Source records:
--- START ---
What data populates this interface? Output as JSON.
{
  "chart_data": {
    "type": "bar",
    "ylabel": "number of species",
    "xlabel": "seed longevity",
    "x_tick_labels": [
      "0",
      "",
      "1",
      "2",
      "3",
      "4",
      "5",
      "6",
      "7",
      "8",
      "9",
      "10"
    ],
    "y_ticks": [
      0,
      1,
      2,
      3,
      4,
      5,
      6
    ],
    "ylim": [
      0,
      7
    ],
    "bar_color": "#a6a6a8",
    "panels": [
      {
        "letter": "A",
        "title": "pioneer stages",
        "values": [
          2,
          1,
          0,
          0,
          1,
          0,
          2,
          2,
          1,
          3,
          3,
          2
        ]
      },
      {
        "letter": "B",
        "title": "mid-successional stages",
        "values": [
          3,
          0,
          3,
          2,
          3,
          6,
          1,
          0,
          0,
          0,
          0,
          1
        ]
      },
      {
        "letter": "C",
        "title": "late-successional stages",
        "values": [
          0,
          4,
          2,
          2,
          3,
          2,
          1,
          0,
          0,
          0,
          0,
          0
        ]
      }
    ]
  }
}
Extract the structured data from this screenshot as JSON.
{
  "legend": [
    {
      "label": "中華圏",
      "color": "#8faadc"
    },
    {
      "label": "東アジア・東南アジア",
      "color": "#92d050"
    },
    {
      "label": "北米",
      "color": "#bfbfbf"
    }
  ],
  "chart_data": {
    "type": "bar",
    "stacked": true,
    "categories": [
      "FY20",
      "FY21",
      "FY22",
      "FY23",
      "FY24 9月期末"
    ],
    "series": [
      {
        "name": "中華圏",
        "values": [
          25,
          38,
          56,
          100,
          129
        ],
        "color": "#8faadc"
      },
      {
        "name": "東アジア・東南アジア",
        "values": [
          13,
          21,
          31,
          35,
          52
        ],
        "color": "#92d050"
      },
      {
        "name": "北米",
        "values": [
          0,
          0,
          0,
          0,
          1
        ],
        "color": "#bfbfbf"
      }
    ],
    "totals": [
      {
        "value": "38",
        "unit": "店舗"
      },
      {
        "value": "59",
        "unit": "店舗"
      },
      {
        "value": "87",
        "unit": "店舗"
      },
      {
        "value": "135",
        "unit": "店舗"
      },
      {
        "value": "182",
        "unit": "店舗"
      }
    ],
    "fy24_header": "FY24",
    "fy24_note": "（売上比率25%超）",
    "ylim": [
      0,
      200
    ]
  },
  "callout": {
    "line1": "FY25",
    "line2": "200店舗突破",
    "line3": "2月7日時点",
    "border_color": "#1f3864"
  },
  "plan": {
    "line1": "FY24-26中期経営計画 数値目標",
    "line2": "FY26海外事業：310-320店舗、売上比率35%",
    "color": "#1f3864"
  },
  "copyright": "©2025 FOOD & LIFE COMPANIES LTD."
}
--- END ---
--- START ---
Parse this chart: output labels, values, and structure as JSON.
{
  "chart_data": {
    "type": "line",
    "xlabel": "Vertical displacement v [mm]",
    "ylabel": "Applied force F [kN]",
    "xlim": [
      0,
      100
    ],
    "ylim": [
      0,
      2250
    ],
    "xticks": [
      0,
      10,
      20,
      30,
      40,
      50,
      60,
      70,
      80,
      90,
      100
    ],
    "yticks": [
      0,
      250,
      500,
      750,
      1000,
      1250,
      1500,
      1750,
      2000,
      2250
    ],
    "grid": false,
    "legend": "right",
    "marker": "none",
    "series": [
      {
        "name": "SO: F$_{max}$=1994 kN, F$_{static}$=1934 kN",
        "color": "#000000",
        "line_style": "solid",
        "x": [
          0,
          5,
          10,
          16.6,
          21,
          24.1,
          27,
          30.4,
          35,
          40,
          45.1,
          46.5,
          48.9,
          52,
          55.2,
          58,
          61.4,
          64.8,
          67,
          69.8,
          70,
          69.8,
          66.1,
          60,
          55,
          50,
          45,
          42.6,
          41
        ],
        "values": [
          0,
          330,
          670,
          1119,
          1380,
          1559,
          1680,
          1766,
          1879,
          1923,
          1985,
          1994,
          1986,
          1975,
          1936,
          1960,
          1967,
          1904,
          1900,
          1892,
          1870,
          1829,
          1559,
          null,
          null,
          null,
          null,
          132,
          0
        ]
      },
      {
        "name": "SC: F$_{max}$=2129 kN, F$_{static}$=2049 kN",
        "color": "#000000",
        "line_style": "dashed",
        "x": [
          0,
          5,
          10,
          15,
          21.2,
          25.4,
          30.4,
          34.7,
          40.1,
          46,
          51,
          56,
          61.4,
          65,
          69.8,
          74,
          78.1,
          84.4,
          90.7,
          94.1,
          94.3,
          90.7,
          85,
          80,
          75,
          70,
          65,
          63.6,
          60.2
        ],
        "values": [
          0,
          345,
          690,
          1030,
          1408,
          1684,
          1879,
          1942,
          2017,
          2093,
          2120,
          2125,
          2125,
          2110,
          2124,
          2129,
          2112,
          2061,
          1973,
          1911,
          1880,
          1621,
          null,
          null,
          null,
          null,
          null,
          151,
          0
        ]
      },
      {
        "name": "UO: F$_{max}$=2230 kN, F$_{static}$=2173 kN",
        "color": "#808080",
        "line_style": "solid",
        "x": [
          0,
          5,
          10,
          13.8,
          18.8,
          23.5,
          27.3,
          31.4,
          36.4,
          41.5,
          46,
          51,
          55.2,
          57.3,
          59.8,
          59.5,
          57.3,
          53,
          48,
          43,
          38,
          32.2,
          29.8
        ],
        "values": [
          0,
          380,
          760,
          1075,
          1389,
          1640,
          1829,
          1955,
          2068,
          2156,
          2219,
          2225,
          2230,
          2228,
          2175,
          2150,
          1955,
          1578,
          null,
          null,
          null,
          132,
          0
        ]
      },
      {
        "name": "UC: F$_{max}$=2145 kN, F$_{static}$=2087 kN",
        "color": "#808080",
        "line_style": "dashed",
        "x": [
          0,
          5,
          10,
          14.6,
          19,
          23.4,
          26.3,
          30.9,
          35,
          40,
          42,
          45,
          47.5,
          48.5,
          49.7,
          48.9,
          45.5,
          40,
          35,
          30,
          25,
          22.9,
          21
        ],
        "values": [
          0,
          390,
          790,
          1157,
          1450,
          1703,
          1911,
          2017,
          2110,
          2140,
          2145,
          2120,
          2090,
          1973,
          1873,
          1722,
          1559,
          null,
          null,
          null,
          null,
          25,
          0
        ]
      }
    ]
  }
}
--- END ---
• WHAT YOU SHOULD DO
Identify each line containing the string "stages" and copy it out.

• PROBLEM SOLUTION
        "title": "pioneer stages",
        "title": "mid-successional stages",
        "title": "late-successional stages",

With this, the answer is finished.